What is needed: Reproduce the listing word for word. Skip any image.

__________________________________________________

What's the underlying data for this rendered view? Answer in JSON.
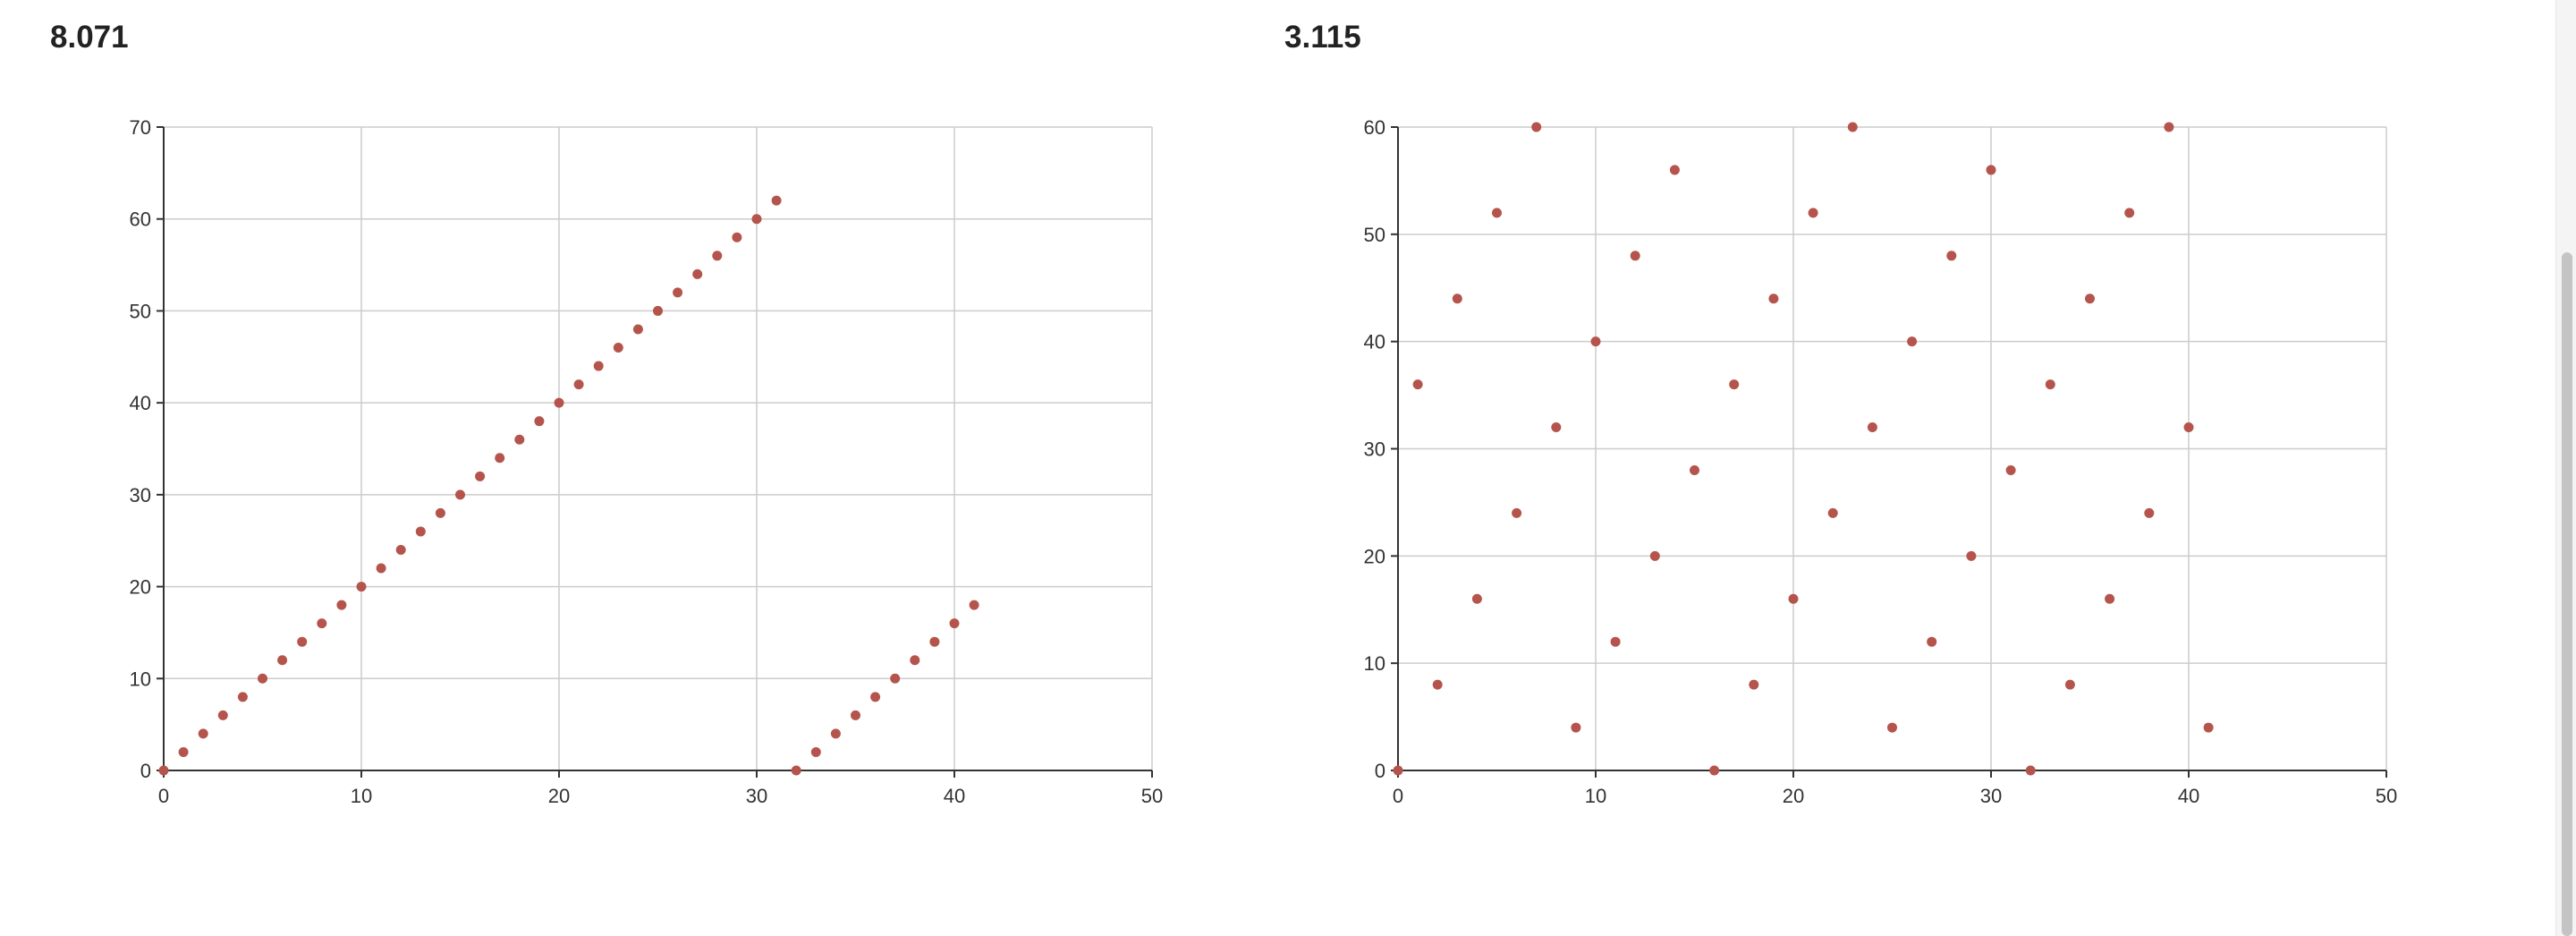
{
  "charts": [
    {
      "title": "8.071",
      "chart_data": {
        "type": "scatter",
        "title": "8.071",
        "xlabel": "",
        "ylabel": "",
        "xlim": [
          0,
          50
        ],
        "ylim": [
          0,
          70
        ],
        "x_ticks": [
          0,
          10,
          20,
          30,
          40,
          50
        ],
        "y_ticks": [
          0,
          10,
          20,
          30,
          40,
          50,
          60,
          70
        ],
        "grid": true,
        "color": "#b5544c",
        "x": [
          0,
          1,
          2,
          3,
          4,
          5,
          6,
          7,
          8,
          9,
          10,
          11,
          12,
          13,
          14,
          15,
          16,
          17,
          18,
          19,
          20,
          21,
          22,
          23,
          24,
          25,
          26,
          27,
          28,
          29,
          30,
          31,
          32,
          33,
          34,
          35,
          36,
          37,
          38,
          39,
          40,
          41
        ],
        "y": [
          0,
          2,
          4,
          6,
          8,
          10,
          12,
          14,
          16,
          18,
          20,
          22,
          24,
          26,
          28,
          30,
          32,
          34,
          36,
          38,
          40,
          42,
          44,
          46,
          48,
          50,
          52,
          54,
          56,
          58,
          60,
          62,
          0,
          2,
          4,
          6,
          8,
          10,
          12,
          14,
          16,
          18
        ]
      }
    },
    {
      "title": "3.115",
      "chart_data": {
        "type": "scatter",
        "title": "3.115",
        "xlabel": "",
        "ylabel": "",
        "xlim": [
          0,
          50
        ],
        "ylim": [
          0,
          60
        ],
        "x_ticks": [
          0,
          10,
          20,
          30,
          40,
          50
        ],
        "y_ticks": [
          0,
          10,
          20,
          30,
          40,
          50,
          60
        ],
        "grid": true,
        "color": "#b5544c",
        "x": [
          0,
          1,
          2,
          3,
          4,
          5,
          6,
          7,
          8,
          9,
          10,
          11,
          12,
          13,
          14,
          15,
          16,
          17,
          18,
          19,
          20,
          21,
          22,
          23,
          24,
          25,
          26,
          27,
          28,
          29,
          30,
          31,
          32,
          33,
          34,
          35,
          36,
          37,
          38,
          39,
          40,
          41
        ],
        "y": [
          0,
          36,
          8,
          44,
          16,
          52,
          24,
          60,
          32,
          4,
          40,
          12,
          48,
          20,
          56,
          28,
          0,
          36,
          8,
          44,
          16,
          52,
          24,
          60,
          32,
          4,
          40,
          12,
          48,
          20,
          56,
          28,
          0,
          36,
          8,
          44,
          16,
          52,
          24,
          60,
          32,
          4
        ]
      }
    }
  ]
}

__________________________________________________

Written reply:
What's the underlying data for this rendered view? Answer in JSON.
{
  "charts": [
    {
      "title": "8.071",
      "chart_data": {
        "type": "scatter",
        "title": "8.071",
        "xlabel": "",
        "ylabel": "",
        "xlim": [
          0,
          50
        ],
        "ylim": [
          0,
          70
        ],
        "x_ticks": [
          0,
          10,
          20,
          30,
          40,
          50
        ],
        "y_ticks": [
          0,
          10,
          20,
          30,
          40,
          50,
          60,
          70
        ],
        "grid": true,
        "color": "#b5544c",
        "x": [
          0,
          1,
          2,
          3,
          4,
          5,
          6,
          7,
          8,
          9,
          10,
          11,
          12,
          13,
          14,
          15,
          16,
          17,
          18,
          19,
          20,
          21,
          22,
          23,
          24,
          25,
          26,
          27,
          28,
          29,
          30,
          31,
          32,
          33,
          34,
          35,
          36,
          37,
          38,
          39,
          40,
          41
        ],
        "y": [
          0,
          2,
          4,
          6,
          8,
          10,
          12,
          14,
          16,
          18,
          20,
          22,
          24,
          26,
          28,
          30,
          32,
          34,
          36,
          38,
          40,
          42,
          44,
          46,
          48,
          50,
          52,
          54,
          56,
          58,
          60,
          62,
          0,
          2,
          4,
          6,
          8,
          10,
          12,
          14,
          16,
          18
        ]
      }
    },
    {
      "title": "3.115",
      "chart_data": {
        "type": "scatter",
        "title": "3.115",
        "xlabel": "",
        "ylabel": "",
        "xlim": [
          0,
          50
        ],
        "ylim": [
          0,
          60
        ],
        "x_ticks": [
          0,
          10,
          20,
          30,
          40,
          50
        ],
        "y_ticks": [
          0,
          10,
          20,
          30,
          40,
          50,
          60
        ],
        "grid": true,
        "color": "#b5544c",
        "x": [
          0,
          1,
          2,
          3,
          4,
          5,
          6,
          7,
          8,
          9,
          10,
          11,
          12,
          13,
          14,
          15,
          16,
          17,
          18,
          19,
          20,
          21,
          22,
          23,
          24,
          25,
          26,
          27,
          28,
          29,
          30,
          31,
          32,
          33,
          34,
          35,
          36,
          37,
          38,
          39,
          40,
          41
        ],
        "y": [
          0,
          36,
          8,
          44,
          16,
          52,
          24,
          60,
          32,
          4,
          40,
          12,
          48,
          20,
          56,
          28,
          0,
          36,
          8,
          44,
          16,
          52,
          24,
          60,
          32,
          4,
          40,
          12,
          48,
          20,
          56,
          28,
          0,
          36,
          8,
          44,
          16,
          52,
          24,
          60,
          32,
          4
        ]
      }
    }
  ]
}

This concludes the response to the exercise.